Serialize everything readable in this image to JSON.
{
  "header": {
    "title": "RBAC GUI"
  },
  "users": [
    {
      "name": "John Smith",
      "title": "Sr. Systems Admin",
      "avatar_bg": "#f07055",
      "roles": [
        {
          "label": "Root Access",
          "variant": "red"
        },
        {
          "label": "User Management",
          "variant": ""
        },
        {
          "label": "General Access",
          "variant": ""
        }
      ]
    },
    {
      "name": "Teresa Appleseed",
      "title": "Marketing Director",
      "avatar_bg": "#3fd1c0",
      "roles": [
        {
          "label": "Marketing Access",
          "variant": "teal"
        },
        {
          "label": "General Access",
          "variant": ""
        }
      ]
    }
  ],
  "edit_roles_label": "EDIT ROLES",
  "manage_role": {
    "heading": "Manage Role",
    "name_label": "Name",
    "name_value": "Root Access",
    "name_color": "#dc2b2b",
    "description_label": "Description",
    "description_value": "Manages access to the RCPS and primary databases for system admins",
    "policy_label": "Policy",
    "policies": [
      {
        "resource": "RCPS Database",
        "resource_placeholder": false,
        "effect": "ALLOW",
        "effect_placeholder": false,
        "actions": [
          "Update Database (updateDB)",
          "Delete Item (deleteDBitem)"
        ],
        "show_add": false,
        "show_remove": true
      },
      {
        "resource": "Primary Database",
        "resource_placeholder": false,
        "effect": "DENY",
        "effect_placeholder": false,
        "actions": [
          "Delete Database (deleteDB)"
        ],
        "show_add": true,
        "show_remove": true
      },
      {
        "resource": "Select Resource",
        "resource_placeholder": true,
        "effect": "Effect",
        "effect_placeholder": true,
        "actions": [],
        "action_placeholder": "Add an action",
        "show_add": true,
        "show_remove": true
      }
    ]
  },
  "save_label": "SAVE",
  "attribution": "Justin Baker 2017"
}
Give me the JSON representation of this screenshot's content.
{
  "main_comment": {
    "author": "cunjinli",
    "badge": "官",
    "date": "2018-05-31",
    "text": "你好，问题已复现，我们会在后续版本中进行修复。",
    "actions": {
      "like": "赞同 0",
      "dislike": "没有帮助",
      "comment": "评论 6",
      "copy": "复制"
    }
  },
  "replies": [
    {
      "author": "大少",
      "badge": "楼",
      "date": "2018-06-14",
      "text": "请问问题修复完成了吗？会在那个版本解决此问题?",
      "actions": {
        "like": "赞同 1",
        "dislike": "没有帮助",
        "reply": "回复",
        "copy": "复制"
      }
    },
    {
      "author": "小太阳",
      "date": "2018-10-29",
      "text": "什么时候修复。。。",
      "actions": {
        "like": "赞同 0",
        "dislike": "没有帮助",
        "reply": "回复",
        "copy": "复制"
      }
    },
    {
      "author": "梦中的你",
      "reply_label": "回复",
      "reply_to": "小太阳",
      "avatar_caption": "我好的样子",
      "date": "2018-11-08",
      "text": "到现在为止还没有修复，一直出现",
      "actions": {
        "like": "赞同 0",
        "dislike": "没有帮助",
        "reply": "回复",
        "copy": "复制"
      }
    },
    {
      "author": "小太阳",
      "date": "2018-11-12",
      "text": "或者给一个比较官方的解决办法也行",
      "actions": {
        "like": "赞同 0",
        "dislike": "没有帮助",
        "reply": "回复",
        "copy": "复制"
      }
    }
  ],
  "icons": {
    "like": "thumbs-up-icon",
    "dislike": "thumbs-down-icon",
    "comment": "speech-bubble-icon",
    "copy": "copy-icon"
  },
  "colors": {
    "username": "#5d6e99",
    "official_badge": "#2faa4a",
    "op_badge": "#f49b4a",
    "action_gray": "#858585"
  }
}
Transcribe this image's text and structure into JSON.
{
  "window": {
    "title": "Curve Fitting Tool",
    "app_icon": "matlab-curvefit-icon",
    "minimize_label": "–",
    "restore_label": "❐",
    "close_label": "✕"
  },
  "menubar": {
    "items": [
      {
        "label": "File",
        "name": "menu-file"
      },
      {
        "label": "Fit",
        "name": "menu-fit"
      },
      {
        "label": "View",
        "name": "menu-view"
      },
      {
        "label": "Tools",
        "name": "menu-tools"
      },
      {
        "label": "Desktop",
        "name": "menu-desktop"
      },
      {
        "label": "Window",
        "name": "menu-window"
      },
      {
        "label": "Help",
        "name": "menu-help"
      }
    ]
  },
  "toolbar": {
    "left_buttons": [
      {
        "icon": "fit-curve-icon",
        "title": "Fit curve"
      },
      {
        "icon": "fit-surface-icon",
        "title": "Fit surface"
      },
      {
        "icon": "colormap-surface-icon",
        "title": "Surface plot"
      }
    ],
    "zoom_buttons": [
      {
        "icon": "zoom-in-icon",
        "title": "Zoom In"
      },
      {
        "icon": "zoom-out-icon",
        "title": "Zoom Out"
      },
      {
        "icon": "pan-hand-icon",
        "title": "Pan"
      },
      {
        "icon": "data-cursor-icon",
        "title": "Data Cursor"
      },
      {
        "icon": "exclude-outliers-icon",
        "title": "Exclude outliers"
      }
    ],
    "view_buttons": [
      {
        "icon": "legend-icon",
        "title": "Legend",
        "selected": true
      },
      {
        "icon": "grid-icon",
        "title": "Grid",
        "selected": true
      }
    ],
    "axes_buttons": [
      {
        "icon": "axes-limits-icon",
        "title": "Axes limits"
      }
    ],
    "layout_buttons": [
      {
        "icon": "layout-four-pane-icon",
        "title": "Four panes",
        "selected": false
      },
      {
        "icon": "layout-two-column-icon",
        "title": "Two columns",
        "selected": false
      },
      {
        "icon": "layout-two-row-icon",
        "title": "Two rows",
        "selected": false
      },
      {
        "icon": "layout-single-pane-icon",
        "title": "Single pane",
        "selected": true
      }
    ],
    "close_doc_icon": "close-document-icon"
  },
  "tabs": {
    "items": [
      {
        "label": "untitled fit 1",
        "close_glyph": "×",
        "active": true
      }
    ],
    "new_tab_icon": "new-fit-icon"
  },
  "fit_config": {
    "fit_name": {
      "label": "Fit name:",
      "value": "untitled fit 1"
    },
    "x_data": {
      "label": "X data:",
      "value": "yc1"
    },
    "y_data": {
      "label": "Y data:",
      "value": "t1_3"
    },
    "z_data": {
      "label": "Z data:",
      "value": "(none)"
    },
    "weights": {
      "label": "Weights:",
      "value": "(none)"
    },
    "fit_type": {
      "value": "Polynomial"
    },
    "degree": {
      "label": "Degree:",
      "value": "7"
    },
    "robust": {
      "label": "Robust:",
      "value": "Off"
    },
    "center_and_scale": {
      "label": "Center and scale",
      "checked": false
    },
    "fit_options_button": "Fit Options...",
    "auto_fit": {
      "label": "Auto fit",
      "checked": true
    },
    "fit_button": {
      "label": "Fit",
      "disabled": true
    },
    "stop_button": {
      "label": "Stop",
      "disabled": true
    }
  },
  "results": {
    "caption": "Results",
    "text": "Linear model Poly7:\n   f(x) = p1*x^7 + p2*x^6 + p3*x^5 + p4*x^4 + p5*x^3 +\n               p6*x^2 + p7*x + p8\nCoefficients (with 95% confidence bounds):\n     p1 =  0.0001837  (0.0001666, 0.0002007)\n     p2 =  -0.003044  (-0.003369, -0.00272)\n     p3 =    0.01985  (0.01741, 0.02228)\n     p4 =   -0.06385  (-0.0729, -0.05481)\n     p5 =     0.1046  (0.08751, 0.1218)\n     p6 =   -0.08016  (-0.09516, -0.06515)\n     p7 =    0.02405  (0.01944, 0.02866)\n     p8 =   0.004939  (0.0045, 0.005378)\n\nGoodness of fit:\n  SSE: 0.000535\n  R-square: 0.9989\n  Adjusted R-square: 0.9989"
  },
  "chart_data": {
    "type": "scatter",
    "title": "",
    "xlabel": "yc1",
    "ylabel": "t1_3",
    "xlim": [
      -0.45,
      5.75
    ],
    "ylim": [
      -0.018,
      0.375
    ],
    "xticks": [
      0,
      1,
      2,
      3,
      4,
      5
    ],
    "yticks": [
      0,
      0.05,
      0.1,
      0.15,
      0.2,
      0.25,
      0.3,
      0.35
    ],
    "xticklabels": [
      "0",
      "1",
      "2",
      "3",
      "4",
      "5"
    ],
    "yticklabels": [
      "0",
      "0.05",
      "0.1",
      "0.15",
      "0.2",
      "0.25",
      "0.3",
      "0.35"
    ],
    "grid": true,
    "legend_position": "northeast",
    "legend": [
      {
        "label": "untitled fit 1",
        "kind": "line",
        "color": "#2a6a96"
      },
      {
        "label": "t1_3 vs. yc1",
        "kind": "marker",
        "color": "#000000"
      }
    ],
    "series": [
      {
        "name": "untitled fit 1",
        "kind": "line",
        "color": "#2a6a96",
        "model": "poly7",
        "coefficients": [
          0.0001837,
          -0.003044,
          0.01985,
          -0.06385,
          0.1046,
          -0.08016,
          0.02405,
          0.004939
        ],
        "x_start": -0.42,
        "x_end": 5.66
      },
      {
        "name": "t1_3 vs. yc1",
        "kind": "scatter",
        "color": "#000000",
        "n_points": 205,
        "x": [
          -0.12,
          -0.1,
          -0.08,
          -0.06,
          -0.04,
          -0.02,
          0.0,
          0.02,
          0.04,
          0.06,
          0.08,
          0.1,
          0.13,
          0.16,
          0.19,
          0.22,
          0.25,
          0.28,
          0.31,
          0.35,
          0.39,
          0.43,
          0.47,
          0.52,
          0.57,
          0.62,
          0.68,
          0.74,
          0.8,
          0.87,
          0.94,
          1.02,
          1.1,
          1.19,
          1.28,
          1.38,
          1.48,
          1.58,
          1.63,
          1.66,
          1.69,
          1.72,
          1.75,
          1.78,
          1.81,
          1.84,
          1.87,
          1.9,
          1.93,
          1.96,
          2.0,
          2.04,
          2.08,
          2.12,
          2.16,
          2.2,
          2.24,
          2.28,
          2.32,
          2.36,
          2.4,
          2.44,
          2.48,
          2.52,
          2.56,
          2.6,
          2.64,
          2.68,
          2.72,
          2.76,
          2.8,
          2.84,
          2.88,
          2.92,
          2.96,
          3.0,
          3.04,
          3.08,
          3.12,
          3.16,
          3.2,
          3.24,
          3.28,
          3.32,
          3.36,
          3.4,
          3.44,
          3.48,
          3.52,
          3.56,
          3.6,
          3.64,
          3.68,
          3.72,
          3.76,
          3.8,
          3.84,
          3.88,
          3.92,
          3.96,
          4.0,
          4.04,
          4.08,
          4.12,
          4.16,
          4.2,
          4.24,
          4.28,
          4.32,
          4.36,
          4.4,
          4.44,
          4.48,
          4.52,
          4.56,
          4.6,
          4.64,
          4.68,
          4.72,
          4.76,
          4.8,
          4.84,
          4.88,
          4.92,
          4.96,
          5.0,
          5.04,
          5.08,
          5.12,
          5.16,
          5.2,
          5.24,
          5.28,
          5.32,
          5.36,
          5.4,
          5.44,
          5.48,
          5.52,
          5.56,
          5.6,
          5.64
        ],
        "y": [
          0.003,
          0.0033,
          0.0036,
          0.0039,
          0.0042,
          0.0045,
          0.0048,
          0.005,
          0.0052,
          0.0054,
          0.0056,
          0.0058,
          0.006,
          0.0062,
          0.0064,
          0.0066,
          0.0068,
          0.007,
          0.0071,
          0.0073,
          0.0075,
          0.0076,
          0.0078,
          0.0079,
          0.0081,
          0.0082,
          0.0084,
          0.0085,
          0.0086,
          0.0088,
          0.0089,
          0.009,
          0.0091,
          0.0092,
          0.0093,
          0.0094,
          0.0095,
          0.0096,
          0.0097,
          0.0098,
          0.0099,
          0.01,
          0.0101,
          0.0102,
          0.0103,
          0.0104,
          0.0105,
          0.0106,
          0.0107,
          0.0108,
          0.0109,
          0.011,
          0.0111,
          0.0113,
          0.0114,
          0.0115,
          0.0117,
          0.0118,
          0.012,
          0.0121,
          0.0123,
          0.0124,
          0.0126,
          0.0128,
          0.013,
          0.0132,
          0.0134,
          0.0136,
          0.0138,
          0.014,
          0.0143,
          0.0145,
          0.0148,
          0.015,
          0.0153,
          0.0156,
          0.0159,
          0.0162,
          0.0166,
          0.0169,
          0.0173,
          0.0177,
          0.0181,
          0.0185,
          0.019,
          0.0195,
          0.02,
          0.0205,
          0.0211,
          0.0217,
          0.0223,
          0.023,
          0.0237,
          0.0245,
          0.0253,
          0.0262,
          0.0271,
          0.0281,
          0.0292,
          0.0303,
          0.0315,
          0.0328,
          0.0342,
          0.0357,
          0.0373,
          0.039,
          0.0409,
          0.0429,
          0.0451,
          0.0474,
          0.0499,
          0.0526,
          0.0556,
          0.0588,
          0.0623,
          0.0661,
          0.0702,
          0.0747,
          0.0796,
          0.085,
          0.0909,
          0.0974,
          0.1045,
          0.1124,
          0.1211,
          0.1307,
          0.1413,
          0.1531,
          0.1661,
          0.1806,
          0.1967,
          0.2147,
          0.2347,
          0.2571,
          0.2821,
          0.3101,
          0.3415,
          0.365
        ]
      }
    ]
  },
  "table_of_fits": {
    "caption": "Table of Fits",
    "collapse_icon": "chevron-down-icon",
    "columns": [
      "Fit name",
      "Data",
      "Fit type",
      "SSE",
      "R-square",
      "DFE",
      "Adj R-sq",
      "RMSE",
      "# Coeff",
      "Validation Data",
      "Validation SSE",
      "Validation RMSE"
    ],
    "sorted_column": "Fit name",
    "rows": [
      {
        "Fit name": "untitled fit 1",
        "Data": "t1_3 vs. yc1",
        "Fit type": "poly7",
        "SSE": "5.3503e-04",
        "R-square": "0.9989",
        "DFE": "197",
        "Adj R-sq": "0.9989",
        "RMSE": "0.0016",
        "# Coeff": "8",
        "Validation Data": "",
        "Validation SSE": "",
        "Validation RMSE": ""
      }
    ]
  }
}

• **Task directions**
Identify each line in the records above that contains the word "this", and copy it out in full.

• **The response**
Serialize everything readable in this image to JSON.
Give me the JSON representation of this screenshot's content.
Transcribe this image's text and structure into JSON.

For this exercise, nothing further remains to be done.